Your objective: Return every line below in which "address" appears.

Material:
>>>>>

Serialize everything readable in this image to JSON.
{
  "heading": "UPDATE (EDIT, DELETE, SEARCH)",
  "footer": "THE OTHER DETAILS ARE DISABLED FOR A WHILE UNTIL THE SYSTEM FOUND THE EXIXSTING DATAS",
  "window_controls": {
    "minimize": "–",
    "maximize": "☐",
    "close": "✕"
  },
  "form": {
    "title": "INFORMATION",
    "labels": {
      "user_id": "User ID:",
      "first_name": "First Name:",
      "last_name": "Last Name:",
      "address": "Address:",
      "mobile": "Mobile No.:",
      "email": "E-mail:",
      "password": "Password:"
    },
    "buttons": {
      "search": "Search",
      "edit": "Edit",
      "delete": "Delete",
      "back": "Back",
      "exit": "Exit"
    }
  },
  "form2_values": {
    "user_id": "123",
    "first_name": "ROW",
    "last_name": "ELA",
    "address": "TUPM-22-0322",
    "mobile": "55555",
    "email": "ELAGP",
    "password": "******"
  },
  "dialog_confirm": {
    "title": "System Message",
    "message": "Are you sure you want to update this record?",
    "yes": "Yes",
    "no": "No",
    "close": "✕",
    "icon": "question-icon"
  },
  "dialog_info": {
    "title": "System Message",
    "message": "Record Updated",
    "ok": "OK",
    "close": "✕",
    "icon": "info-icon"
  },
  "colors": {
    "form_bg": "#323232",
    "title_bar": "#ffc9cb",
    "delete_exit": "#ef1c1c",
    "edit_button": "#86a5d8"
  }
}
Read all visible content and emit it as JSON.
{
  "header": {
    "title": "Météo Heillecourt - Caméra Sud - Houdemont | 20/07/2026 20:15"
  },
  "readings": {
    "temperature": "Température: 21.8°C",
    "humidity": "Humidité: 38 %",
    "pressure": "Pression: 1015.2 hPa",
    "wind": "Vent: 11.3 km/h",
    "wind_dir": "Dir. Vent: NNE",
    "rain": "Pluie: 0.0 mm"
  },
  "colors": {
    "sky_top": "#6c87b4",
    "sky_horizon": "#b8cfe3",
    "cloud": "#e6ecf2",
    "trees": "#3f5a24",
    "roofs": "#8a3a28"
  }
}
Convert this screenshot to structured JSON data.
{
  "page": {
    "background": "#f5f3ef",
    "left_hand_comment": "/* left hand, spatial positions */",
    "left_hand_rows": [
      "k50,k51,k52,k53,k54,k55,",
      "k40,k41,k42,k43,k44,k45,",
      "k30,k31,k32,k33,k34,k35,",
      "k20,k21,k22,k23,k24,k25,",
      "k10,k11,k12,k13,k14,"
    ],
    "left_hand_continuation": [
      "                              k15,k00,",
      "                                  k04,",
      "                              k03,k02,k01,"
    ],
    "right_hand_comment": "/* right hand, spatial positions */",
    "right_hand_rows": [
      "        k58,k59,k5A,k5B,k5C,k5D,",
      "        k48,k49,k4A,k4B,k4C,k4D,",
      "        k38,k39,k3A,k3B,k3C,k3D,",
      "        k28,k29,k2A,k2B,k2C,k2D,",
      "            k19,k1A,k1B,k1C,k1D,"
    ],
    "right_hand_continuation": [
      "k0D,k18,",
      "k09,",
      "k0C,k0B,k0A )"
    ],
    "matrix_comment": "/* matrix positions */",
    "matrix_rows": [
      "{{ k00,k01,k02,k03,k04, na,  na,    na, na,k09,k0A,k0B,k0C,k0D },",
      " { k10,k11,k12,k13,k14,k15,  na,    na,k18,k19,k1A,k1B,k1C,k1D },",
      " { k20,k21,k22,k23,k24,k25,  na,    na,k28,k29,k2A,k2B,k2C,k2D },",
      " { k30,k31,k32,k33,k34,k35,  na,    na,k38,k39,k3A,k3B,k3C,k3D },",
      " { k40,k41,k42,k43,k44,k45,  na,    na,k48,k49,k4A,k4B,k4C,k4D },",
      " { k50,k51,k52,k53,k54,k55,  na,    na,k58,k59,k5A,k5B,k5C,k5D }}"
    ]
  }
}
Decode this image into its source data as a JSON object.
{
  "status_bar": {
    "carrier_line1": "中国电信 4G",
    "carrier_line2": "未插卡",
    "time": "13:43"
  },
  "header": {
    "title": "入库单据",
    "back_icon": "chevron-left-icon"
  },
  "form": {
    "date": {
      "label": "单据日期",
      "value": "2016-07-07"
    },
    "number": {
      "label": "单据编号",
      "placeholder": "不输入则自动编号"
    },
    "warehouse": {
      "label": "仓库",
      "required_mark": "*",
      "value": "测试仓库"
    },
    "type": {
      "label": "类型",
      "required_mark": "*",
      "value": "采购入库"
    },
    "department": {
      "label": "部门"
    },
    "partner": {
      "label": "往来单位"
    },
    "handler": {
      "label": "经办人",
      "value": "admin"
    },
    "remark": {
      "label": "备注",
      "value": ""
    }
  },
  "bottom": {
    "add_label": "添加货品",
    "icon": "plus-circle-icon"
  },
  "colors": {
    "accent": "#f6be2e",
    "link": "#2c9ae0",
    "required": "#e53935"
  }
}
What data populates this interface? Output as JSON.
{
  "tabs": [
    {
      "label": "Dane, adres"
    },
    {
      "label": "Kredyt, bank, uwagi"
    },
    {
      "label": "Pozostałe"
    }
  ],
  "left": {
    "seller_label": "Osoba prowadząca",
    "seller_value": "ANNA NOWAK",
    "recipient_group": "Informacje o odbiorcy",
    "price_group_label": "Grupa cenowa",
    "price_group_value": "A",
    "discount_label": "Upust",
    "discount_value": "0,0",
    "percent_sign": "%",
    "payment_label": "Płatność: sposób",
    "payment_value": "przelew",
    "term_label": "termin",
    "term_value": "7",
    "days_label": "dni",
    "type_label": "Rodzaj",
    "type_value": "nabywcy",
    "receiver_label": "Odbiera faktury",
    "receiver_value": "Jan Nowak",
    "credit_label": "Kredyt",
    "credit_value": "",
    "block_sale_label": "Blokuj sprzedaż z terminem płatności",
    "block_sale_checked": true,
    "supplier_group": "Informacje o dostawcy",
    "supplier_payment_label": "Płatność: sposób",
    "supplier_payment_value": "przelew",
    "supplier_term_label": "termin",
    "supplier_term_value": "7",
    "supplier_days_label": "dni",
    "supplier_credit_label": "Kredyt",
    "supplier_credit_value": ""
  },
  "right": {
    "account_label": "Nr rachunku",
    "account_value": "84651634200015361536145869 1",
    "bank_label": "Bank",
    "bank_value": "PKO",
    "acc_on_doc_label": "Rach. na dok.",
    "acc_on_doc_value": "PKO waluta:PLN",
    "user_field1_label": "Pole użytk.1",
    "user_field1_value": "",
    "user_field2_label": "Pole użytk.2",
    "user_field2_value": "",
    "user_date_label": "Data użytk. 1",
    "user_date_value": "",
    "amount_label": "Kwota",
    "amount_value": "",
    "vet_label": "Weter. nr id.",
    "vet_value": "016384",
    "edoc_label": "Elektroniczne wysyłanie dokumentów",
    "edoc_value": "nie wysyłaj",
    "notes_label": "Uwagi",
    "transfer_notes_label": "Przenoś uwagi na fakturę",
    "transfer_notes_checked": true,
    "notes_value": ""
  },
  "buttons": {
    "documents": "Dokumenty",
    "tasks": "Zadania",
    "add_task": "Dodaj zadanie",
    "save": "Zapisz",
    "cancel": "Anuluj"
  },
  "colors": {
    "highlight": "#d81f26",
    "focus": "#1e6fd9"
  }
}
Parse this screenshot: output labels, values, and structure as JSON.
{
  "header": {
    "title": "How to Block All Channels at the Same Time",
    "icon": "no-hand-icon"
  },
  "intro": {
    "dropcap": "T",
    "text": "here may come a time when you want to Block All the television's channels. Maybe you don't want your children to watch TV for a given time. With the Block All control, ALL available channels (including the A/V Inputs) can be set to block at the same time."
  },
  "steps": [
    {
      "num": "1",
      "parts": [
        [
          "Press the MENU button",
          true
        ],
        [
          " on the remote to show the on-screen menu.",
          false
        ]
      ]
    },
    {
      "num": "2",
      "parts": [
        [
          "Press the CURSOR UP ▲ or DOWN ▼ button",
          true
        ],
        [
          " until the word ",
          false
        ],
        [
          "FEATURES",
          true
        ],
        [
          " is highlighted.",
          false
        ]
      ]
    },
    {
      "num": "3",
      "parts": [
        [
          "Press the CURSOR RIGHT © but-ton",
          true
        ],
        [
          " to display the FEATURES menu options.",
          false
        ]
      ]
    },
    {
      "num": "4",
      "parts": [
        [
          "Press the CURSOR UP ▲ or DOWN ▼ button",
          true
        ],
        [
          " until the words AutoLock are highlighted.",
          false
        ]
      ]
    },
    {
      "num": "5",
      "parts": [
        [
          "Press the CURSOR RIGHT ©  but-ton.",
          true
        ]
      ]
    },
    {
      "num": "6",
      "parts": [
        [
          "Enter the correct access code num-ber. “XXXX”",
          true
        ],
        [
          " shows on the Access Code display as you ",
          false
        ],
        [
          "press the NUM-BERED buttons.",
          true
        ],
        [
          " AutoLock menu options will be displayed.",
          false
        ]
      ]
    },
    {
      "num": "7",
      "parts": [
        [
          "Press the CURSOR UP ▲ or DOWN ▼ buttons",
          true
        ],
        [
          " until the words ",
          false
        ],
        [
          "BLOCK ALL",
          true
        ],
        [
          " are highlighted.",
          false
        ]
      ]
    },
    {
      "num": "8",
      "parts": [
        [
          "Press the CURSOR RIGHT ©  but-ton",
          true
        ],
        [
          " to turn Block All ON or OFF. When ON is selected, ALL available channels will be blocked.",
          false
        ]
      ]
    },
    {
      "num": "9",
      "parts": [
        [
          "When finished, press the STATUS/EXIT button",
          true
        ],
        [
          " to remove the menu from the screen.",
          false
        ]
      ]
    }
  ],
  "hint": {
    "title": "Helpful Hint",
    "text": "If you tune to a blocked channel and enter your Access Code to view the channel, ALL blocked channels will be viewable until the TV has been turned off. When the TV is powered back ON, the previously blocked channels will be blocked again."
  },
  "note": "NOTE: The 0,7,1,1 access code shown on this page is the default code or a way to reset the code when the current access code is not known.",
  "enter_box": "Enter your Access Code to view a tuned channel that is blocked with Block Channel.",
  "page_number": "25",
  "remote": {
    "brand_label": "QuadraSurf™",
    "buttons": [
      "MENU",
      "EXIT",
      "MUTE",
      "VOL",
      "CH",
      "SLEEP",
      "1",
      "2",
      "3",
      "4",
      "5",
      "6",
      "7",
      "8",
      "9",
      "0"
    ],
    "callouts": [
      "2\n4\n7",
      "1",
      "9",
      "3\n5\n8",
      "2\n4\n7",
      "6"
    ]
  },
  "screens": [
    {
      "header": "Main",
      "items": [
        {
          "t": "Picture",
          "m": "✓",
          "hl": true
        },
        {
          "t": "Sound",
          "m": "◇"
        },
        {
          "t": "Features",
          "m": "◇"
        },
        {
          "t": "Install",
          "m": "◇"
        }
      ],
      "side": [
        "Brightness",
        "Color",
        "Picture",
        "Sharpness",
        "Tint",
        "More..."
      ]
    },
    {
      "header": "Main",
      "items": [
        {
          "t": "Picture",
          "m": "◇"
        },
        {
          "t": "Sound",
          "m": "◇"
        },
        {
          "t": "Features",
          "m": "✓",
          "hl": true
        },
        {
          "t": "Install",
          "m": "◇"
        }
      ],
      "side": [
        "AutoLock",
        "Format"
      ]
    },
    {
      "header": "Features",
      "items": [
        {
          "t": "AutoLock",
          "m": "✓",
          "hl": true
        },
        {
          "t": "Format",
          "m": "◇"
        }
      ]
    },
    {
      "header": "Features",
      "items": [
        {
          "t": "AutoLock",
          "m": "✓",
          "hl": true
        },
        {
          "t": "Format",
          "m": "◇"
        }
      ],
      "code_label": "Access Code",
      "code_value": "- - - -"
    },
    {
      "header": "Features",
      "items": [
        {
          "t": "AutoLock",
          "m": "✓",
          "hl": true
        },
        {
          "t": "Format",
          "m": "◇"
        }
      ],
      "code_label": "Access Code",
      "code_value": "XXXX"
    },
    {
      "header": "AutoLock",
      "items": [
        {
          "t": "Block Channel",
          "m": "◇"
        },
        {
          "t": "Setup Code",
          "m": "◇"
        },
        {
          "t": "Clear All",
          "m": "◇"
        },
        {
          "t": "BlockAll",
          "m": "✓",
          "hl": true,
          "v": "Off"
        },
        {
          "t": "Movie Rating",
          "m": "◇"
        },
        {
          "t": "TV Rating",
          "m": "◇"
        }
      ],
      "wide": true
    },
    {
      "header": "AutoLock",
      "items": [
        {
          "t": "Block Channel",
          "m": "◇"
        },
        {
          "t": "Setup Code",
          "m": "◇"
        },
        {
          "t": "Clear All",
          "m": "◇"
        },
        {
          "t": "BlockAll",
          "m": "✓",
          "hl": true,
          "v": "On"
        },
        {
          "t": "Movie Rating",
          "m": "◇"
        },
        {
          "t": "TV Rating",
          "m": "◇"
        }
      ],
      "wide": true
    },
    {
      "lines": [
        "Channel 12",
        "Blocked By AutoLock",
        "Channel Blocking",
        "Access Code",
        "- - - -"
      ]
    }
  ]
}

<<<<<

Finished exercise:
      "address": "Address:",
    "address": "TUPM-22-0322",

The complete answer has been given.